═════ Input material

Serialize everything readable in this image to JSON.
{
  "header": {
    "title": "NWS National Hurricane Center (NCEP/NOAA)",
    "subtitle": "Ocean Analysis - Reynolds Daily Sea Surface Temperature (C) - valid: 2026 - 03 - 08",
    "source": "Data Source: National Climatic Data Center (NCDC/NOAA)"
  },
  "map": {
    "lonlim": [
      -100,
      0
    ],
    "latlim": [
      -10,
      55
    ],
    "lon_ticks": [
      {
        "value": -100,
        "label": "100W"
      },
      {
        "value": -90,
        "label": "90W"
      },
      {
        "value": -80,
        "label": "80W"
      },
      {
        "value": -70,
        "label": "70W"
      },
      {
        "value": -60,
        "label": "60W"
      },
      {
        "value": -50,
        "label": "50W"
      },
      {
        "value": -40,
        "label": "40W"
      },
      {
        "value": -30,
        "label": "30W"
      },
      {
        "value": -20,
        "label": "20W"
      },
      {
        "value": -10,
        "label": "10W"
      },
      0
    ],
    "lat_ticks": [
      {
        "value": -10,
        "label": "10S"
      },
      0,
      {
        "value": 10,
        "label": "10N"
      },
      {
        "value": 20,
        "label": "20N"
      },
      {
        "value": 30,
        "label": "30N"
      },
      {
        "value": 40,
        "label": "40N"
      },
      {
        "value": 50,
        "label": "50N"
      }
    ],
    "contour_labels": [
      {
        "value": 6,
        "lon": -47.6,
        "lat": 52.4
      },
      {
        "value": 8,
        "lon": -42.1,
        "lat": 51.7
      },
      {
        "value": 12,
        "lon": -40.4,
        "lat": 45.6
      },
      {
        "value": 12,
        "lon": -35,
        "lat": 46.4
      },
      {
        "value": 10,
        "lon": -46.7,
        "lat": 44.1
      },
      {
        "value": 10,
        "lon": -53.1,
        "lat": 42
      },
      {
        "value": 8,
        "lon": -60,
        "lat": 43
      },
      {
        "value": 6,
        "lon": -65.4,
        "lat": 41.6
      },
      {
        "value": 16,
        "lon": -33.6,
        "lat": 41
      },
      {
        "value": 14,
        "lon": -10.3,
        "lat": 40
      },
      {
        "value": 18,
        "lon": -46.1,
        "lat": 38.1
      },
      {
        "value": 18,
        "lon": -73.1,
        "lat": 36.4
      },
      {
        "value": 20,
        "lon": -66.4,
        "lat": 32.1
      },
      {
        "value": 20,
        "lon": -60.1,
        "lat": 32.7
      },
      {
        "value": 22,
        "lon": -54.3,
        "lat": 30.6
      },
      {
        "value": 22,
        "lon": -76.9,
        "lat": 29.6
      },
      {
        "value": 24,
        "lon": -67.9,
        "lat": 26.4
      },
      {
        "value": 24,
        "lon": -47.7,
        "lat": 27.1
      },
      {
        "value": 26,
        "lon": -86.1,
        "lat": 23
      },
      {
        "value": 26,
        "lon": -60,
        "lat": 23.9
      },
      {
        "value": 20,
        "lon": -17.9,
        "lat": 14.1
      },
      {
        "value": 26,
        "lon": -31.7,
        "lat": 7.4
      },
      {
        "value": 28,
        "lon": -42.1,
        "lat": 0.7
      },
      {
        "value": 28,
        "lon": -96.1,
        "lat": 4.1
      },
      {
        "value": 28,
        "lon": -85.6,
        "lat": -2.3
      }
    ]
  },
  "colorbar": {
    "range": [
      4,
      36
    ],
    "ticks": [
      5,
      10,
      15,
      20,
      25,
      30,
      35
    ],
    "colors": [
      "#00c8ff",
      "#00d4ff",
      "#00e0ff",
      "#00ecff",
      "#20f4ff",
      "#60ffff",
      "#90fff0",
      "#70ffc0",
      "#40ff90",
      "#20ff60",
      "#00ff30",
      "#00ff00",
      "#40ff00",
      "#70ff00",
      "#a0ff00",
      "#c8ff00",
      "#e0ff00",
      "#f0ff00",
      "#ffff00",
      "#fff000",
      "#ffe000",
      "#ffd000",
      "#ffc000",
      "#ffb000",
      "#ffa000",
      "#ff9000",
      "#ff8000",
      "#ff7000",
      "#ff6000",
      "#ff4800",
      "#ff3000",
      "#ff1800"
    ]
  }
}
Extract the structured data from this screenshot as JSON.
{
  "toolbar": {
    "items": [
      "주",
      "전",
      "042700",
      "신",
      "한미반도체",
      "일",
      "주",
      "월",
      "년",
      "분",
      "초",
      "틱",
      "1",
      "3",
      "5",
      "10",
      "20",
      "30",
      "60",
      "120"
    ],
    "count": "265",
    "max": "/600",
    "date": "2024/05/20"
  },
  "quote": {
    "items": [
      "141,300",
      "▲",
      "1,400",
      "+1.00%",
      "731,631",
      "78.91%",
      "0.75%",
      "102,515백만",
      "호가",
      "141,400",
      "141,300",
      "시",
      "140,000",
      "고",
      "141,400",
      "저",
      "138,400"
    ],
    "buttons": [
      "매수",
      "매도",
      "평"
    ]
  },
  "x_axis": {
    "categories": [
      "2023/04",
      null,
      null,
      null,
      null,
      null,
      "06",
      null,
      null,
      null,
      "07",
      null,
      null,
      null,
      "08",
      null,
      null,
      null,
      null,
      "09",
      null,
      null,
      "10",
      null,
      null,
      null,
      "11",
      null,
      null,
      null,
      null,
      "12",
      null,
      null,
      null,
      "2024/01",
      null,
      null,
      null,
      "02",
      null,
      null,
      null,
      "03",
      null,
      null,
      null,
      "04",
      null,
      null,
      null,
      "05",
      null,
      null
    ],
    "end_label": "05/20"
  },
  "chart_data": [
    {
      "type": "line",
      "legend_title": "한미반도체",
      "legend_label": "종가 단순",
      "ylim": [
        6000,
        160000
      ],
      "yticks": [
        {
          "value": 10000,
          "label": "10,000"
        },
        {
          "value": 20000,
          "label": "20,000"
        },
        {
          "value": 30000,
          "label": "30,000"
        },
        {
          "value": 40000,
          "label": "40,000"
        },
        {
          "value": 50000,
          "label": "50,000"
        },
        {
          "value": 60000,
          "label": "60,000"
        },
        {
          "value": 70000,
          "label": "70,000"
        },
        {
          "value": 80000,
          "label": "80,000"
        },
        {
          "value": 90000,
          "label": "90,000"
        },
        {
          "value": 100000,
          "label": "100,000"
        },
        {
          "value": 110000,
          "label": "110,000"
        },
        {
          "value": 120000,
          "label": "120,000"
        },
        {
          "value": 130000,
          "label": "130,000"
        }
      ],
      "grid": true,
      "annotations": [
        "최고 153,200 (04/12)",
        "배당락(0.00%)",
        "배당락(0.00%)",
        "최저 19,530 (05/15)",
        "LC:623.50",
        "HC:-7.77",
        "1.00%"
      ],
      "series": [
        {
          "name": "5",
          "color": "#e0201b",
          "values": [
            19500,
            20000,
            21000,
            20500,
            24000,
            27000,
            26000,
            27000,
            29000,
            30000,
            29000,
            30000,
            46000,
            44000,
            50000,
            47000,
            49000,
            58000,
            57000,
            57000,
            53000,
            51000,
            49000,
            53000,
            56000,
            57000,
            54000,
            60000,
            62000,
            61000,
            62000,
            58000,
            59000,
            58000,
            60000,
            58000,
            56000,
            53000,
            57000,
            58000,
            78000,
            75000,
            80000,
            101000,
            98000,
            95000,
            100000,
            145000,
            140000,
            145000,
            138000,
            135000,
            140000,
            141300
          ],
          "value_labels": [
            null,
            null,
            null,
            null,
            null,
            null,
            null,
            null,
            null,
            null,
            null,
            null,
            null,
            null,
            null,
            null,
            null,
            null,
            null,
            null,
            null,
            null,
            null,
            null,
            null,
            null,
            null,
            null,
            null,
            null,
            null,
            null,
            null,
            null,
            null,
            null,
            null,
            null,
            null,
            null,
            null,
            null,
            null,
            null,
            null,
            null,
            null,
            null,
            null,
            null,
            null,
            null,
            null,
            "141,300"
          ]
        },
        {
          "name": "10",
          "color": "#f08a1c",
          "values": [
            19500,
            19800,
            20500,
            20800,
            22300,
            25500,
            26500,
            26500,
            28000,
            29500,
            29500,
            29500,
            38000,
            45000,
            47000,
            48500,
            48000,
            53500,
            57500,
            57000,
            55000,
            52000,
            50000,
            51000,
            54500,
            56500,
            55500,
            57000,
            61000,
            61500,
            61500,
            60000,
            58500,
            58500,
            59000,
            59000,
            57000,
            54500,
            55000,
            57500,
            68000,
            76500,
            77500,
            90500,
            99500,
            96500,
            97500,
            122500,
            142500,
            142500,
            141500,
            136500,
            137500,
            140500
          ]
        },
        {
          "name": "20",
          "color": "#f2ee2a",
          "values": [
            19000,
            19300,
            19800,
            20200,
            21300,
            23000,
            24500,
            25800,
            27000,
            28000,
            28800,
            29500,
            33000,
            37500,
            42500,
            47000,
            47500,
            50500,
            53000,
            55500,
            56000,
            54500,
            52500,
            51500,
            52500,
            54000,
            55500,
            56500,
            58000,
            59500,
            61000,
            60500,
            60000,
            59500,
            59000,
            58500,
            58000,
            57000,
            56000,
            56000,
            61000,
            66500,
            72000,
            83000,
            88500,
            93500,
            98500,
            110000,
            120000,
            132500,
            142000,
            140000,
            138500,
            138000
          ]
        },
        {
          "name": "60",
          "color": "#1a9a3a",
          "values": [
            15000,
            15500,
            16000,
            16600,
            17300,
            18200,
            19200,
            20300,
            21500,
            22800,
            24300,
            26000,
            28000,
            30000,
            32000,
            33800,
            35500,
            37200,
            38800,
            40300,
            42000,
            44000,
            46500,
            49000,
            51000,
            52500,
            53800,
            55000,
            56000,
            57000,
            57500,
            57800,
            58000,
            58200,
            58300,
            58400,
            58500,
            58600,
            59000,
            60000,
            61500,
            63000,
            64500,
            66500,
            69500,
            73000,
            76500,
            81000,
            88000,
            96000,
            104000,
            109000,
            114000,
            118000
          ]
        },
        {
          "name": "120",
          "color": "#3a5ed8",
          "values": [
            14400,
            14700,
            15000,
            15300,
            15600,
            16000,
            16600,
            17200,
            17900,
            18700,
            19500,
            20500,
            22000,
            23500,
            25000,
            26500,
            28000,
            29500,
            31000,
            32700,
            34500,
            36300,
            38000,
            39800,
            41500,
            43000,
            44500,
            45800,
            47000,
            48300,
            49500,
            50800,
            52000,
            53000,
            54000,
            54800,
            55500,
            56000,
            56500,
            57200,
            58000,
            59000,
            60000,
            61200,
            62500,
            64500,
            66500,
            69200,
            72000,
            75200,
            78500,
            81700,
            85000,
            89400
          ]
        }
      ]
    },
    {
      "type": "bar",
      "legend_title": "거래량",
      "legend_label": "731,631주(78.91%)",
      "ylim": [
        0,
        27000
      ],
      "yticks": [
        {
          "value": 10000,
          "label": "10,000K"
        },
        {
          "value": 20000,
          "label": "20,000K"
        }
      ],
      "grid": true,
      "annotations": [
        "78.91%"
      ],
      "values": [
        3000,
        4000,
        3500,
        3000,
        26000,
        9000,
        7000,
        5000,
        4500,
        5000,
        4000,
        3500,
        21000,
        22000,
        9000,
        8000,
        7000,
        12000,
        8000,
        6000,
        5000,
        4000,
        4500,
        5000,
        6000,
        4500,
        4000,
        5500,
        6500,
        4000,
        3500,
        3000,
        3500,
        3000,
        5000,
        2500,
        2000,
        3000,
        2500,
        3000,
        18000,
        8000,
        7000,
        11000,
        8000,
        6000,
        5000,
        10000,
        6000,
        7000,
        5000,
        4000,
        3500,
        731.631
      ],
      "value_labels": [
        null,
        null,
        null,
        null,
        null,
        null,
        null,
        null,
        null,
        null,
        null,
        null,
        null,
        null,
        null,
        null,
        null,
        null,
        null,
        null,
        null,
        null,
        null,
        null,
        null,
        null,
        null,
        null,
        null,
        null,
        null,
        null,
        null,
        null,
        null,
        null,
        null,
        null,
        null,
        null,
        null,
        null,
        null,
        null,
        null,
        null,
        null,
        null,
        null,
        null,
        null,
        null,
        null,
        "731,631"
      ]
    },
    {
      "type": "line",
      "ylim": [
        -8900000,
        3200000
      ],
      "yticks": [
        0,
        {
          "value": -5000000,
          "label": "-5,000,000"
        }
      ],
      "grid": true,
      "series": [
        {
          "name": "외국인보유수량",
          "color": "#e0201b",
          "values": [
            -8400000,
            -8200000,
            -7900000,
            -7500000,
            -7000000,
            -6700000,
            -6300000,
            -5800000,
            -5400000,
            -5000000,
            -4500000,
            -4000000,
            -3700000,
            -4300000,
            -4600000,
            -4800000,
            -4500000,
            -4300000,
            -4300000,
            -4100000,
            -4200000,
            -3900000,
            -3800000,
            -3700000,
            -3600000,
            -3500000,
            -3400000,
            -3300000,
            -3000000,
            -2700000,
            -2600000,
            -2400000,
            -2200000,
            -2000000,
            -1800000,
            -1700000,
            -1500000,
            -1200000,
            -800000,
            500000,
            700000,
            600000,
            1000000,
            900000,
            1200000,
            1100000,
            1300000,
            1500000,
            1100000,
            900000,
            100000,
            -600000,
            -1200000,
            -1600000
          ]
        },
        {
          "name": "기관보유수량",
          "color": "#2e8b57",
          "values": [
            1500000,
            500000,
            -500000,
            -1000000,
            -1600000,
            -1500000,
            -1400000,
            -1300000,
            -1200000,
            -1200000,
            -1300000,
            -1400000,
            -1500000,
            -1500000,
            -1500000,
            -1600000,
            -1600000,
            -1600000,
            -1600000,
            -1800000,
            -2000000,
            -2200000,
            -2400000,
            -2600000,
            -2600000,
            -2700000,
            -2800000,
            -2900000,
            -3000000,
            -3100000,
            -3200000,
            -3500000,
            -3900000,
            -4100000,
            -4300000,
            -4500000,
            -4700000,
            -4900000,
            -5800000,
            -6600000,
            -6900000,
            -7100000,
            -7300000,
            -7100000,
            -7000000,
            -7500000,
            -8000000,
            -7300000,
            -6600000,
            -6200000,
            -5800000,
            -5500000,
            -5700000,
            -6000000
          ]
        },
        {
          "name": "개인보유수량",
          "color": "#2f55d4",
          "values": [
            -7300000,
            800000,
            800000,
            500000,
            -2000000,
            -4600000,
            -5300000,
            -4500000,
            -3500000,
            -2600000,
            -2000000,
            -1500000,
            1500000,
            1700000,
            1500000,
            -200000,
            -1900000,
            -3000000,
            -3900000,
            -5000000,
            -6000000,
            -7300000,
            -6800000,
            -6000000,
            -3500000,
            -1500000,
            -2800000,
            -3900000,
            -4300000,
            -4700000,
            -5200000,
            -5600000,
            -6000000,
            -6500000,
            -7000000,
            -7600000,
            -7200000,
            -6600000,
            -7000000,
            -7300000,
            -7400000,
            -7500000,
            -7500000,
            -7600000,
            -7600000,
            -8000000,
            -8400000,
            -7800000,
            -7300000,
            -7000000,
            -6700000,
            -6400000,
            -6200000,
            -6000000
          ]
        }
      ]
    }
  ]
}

══════════

## [What needs to be done]
Look for "name" and pull out every line that has it.

## [Written reply]
          "name": "5",
          "name": "10",
          "name": "20",
          "name": "60",
          "name": "120",
          "name": "외국인보유수량",
          "name": "기관보유수량",
          "name": "개인보유수량",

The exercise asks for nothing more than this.